• [Exercise details]:
Quote the whole listing exactly. Leave the pictures out of your copy.

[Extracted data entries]
########
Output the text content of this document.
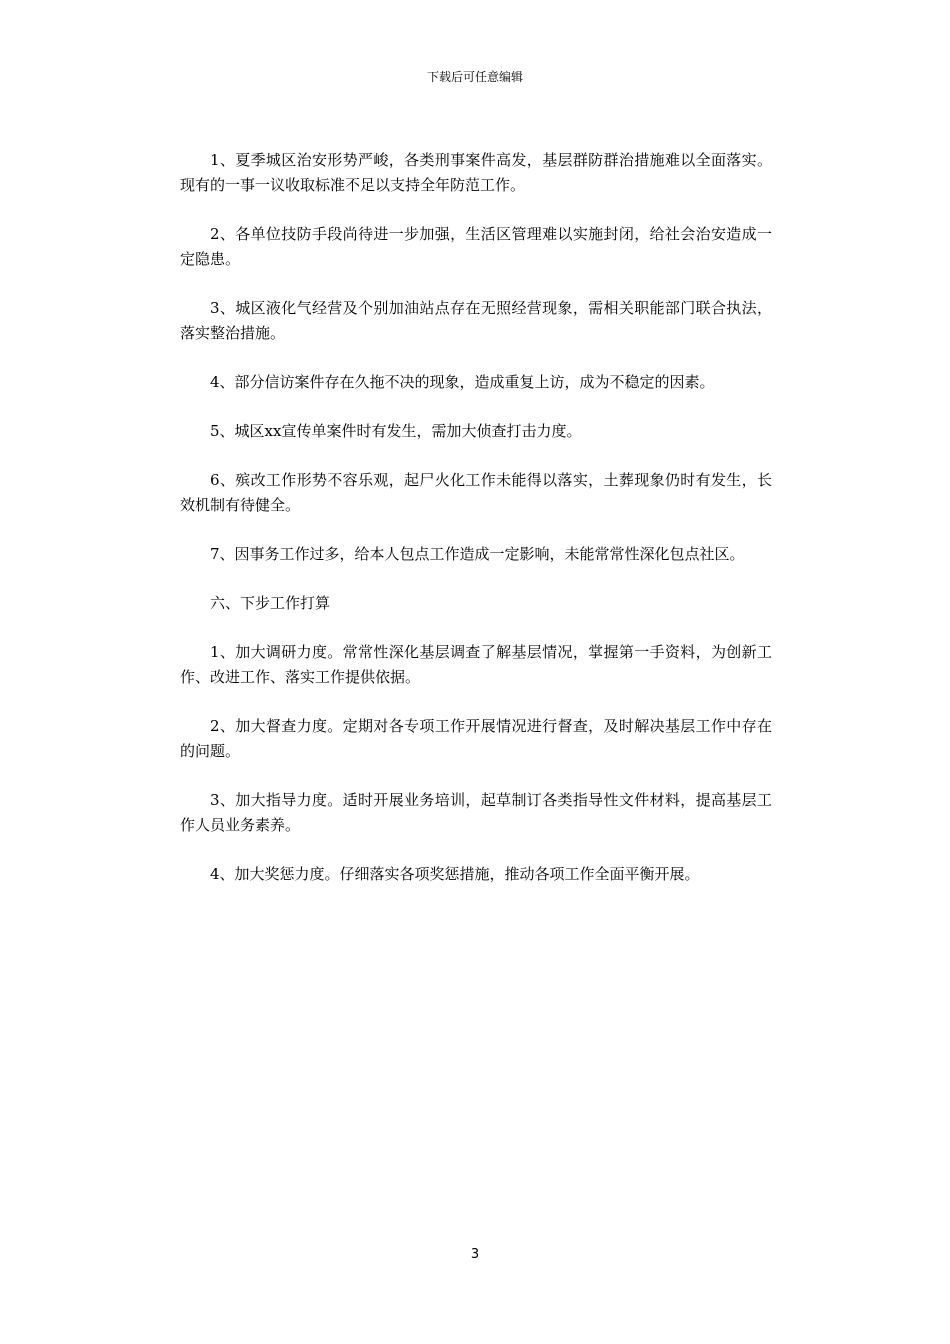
下载后可任意编辑

1、夏季城区治安形势严峻，各类刑事案件高发，基层群防群治措施难以全面落实。现有的一事一议收取标准不足以支持全年防范工作。

2、各单位技防手段尚待进一步加强，生活区管理难以实施封闭，给社会治安造成一定隐患。

3、城区液化气经营及个别加油站点存在无照经营现象，需相关职能部门联合执法，落实整治措施。

4、部分信访案件存在久拖不决的现象，造成重复上访，成为不稳定的因素。

5、城区xx宣传单案件时有发生，需加大侦查打击力度。

6、殡改工作形势不容乐观，起尸火化工作未能得以落实，土葬现象仍时有发生，长效机制有待健全。

7、因事务工作过多，给本人包点工作造成一定影响，未能常常性深化包点社区。

六、下步工作打算

1、加大调研力度。常常性深化基层调查了解基层情况，掌握第一手资料，为创新工作、改进工作、落实工作提供依据。

2、加大督查力度。定期对各专项工作开展情况进行督查，及时解决基层工作中存在的问题。

3、加大指导力度。适时开展业务培训，起草制订各类指导性文件材料，提高基层工作人员业务素养。

4、加大奖惩力度。仔细落实各项奖惩措施，推动各项工作全面平衡开展。

3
########
• [Response below]:
Output the text content of this document.
下载后可任意编辑

1、夏季城区治安形势严峻，各类刑事案件高发，基层群防群治措施难以全面落实。现有的一事一议收取标准不足以支持全年防范工作。

2、各单位技防手段尚待进一步加强，生活区管理难以实施封闭，给社会治安造成一定隐患。

3、城区液化气经营及个别加油站点存在无照经营现象，需相关职能部门联合执法，落实整治措施。

4、部分信访案件存在久拖不决的现象，造成重复上访，成为不稳定的因素。

5、城区xx宣传单案件时有发生，需加大侦查打击力度。

6、殡改工作形势不容乐观，起尸火化工作未能得以落实，土葬现象仍时有发生，长效机制有待健全。

7、因事务工作过多，给本人包点工作造成一定影响，未能常常性深化包点社区。

六、下步工作打算

1、加大调研力度。常常性深化基层调查了解基层情况，掌握第一手资料，为创新工作、改进工作、落实工作提供依据。

2、加大督查力度。定期对各专项工作开展情况进行督查，及时解决基层工作中存在的问题。

3、加大指导力度。适时开展业务培训，起草制订各类指导性文件材料，提高基层工作人员业务素养。

4、加大奖惩力度。仔细落实各项奖惩措施，推动各项工作全面平衡开展。

3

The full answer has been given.